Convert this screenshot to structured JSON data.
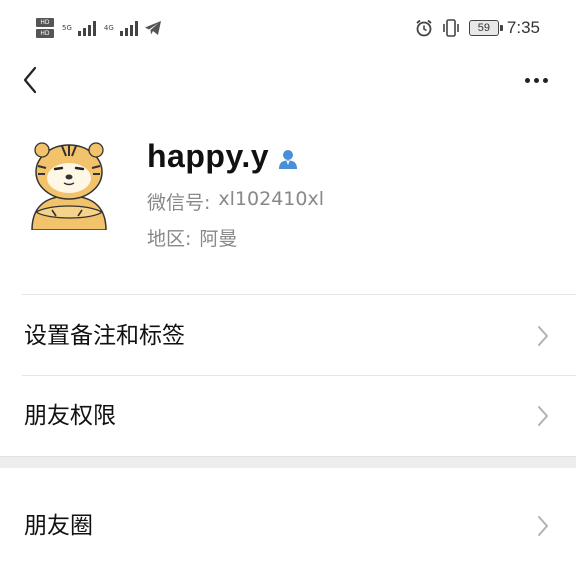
{
  "status_bar": {
    "left_badges": [
      "HD",
      "HD"
    ],
    "network_label": "5G",
    "network_label_2": "4G",
    "battery_level": "59",
    "time": "7:35",
    "icons": [
      "telegram-icon",
      "alarm-icon",
      "vibrate-icon",
      "battery-icon"
    ]
  },
  "nav": {
    "back_icon": "chevron-left-icon",
    "more_icon": "more-dots-icon"
  },
  "profile": {
    "avatar_description": "tiger-avatar",
    "name": "happy.y",
    "gender_icon": "male-person-icon",
    "wechat_id_label": "微信号:",
    "wechat_id_value": "xl102410xl",
    "region_label": "地区:",
    "region_value": "阿曼"
  },
  "list": {
    "items": [
      {
        "label": "设置备注和标签"
      },
      {
        "label": "朋友权限"
      },
      {
        "label": "朋友圈"
      }
    ]
  },
  "colors": {
    "text_primary": "#111111",
    "text_secondary": "#888888",
    "divider": "#e5e5e5",
    "section_gap": "#ededed",
    "chevron": "#b2b2b2",
    "gender_icon": "#4a90d9"
  }
}
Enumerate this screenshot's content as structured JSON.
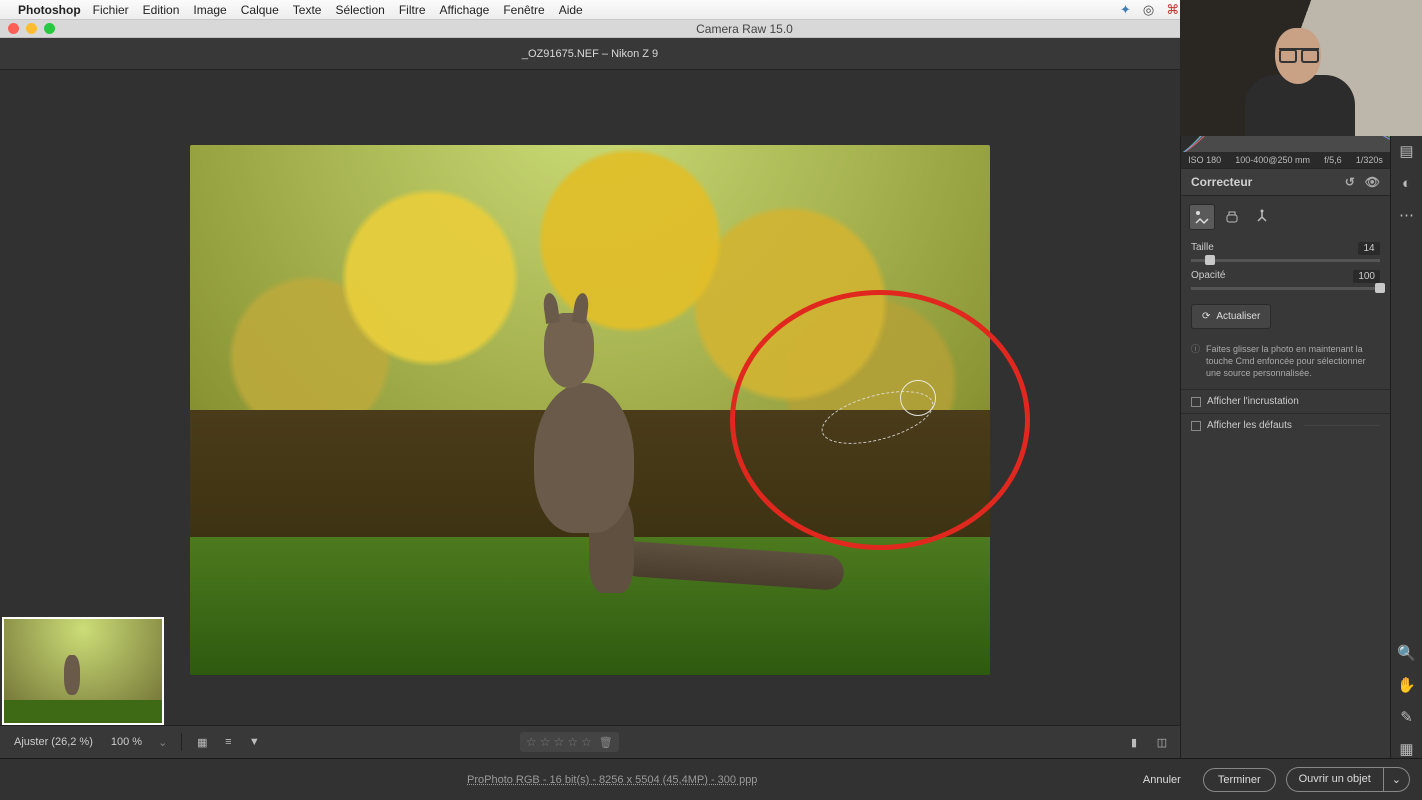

——————

#### [WHAT YOU WILL DO]
Transcribe each entry above exactly, apart from the pictures.

#### [ANSWER TO THE PROBLEM]
Convert this screenshot to structured JSON data.
{
  "status_bar": {
    "left_badges": [
      "HD",
      "HD"
    ],
    "network_label": "5G",
    "network_label_2": "4G",
    "battery_level": "59",
    "time": "7:35",
    "icons": [
      "telegram-icon",
      "alarm-icon",
      "vibrate-icon",
      "battery-icon"
    ]
  },
  "nav": {
    "back_icon": "chevron-left-icon",
    "more_icon": "more-dots-icon"
  },
  "profile": {
    "avatar_description": "tiger-avatar",
    "name": "happy.y",
    "gender_icon": "male-person-icon",
    "wechat_id_label": "微信号:",
    "wechat_id_value": "xl102410xl",
    "region_label": "地区:",
    "region_value": "阿曼"
  },
  "list": {
    "items": [
      {
        "label": "设置备注和标签"
      },
      {
        "label": "朋友权限"
      },
      {
        "label": "朋友圈"
      }
    ]
  },
  "colors": {
    "text_primary": "#111111",
    "text_secondary": "#888888",
    "divider": "#e5e5e5",
    "section_gap": "#ededed",
    "chevron": "#b2b2b2",
    "gender_icon": "#4a90d9"
  }
}
Enumerate this screenshot's content as structured JSON.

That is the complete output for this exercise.